Work to be completed.
Would it be possible to quote, exactly and in full, the lines from the one with "What data populates" through the end of the entries below?

Data shown.

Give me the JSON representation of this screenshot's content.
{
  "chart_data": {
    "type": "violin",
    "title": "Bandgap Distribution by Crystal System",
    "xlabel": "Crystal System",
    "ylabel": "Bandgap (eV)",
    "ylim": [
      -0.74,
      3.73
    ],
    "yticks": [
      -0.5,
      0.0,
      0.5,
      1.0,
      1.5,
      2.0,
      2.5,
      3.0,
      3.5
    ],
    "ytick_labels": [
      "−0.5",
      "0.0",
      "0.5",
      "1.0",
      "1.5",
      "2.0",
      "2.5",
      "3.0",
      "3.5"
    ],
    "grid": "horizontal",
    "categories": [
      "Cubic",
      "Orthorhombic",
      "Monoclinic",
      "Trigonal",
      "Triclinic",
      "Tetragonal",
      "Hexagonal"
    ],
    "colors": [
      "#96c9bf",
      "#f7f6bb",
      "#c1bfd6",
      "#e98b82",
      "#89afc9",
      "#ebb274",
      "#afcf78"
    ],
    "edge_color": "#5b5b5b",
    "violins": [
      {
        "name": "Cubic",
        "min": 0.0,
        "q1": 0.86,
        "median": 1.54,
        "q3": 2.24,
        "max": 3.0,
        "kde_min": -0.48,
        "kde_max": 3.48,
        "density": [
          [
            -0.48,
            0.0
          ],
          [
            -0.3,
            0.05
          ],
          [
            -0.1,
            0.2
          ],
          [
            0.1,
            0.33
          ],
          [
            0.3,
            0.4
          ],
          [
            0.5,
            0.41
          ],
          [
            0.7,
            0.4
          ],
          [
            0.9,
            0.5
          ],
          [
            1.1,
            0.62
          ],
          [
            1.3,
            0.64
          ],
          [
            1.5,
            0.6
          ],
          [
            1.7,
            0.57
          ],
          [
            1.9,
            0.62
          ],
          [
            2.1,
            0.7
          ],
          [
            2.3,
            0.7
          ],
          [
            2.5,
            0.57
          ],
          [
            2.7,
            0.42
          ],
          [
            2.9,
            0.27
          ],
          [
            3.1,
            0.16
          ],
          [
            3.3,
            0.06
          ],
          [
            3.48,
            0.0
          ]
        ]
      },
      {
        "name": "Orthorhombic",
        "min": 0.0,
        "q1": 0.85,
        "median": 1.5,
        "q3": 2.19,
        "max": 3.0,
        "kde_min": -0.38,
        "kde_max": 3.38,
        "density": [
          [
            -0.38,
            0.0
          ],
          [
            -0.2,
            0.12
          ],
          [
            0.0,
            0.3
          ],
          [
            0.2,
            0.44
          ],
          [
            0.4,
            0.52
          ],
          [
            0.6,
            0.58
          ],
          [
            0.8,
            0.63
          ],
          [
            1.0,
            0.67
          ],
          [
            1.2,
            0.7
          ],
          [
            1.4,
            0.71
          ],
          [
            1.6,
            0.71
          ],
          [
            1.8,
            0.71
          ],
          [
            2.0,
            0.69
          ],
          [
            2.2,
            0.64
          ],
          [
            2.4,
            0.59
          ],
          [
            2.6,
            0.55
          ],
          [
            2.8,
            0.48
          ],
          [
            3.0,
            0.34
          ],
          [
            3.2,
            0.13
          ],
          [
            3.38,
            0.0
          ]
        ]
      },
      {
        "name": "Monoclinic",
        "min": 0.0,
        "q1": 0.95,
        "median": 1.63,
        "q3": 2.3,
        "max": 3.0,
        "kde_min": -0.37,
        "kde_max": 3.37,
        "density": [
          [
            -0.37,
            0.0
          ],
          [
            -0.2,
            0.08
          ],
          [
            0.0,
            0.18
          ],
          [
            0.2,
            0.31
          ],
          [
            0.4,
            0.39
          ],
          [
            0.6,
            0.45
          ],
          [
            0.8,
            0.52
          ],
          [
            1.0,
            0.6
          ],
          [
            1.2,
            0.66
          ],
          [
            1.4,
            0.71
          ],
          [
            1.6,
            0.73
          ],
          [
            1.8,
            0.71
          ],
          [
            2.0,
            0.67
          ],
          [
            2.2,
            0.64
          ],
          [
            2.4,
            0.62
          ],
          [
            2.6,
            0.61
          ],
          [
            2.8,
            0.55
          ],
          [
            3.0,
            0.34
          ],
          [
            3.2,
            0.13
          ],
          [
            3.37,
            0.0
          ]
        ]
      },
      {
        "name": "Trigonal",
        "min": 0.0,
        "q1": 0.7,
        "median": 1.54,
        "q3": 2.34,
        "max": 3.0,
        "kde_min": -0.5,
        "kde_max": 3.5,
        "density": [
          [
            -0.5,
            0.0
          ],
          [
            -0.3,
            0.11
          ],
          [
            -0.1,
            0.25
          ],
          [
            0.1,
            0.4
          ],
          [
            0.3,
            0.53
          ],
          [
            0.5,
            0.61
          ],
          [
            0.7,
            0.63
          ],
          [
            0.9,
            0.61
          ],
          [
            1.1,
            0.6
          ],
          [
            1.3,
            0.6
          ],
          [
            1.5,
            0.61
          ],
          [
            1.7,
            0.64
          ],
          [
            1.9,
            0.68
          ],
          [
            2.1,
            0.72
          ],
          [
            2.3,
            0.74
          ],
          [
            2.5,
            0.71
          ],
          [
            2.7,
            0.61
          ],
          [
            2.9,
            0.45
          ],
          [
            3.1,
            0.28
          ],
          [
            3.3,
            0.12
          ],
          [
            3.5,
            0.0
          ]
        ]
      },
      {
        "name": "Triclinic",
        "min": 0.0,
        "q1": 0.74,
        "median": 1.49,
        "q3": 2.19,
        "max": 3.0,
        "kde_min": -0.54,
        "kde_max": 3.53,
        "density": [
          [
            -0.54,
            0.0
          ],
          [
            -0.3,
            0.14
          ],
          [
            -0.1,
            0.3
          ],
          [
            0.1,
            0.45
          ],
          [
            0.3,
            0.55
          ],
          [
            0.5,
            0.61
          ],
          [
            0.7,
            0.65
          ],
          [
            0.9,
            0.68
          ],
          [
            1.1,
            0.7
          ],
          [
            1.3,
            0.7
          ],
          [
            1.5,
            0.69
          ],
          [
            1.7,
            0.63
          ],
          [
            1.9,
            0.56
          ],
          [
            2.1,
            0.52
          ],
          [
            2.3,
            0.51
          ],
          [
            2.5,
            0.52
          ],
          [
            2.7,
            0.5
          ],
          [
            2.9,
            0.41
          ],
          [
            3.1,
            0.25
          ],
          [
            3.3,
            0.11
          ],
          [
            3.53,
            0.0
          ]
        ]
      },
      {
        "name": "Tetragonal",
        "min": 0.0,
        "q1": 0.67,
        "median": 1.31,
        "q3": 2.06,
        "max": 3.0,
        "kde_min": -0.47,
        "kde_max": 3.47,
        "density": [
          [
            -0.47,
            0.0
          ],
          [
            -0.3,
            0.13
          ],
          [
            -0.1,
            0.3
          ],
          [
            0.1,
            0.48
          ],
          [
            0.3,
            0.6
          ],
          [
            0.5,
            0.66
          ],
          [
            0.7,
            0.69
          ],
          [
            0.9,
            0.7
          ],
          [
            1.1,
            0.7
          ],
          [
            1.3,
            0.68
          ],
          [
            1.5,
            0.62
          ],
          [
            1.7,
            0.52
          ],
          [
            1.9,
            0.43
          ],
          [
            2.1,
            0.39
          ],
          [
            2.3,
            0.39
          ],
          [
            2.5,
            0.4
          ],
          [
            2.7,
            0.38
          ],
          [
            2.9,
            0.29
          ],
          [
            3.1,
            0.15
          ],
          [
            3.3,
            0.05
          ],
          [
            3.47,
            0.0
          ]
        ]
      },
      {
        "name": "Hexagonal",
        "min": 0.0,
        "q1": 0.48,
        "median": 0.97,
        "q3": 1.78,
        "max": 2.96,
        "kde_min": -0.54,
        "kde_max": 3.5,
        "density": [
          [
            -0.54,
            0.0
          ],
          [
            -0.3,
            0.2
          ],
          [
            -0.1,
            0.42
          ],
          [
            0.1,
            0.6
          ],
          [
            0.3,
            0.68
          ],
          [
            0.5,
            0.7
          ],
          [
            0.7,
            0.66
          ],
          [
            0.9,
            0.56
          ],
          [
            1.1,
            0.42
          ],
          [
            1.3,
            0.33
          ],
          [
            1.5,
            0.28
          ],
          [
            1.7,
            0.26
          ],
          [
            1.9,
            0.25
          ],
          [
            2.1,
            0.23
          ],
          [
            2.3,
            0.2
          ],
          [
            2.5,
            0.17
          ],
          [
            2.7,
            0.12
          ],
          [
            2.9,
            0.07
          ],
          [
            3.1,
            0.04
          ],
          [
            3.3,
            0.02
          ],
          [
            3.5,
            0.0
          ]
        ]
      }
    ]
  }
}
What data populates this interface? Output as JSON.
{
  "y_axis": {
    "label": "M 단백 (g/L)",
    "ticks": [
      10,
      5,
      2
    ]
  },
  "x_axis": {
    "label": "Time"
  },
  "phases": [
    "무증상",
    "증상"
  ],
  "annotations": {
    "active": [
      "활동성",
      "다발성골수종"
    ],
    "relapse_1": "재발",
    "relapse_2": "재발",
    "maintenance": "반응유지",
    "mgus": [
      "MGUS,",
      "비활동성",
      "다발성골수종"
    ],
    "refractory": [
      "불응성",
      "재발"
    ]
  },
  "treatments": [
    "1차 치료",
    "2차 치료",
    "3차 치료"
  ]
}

The solution.
What data populates this interface? Output as JSON.
{
  "y_axis": {
    "label": "M 단백 (g/L)",
    "ticks": [
      10,
      5,
      2
    ]
  },
  "x_axis": {
    "label": "Time"
  },
  "phases": [
    "무증상",
    "증상"
  ],
  "annotations": {
    "active": [
      "활동성",
      "다발성골수종"
    ],
    "relapse_1": "재발",
    "relapse_2": "재발",
    "maintenance": "반응유지",
    "mgus": [
      "MGUS,",
      "비활동성",
      "다발성골수종"
    ],
    "refractory": [
      "불응성",
      "재발"
    ]
  },
  "treatments": [
    "1차 치료",
    "2차 치료",
    "3차 치료"
  ]
}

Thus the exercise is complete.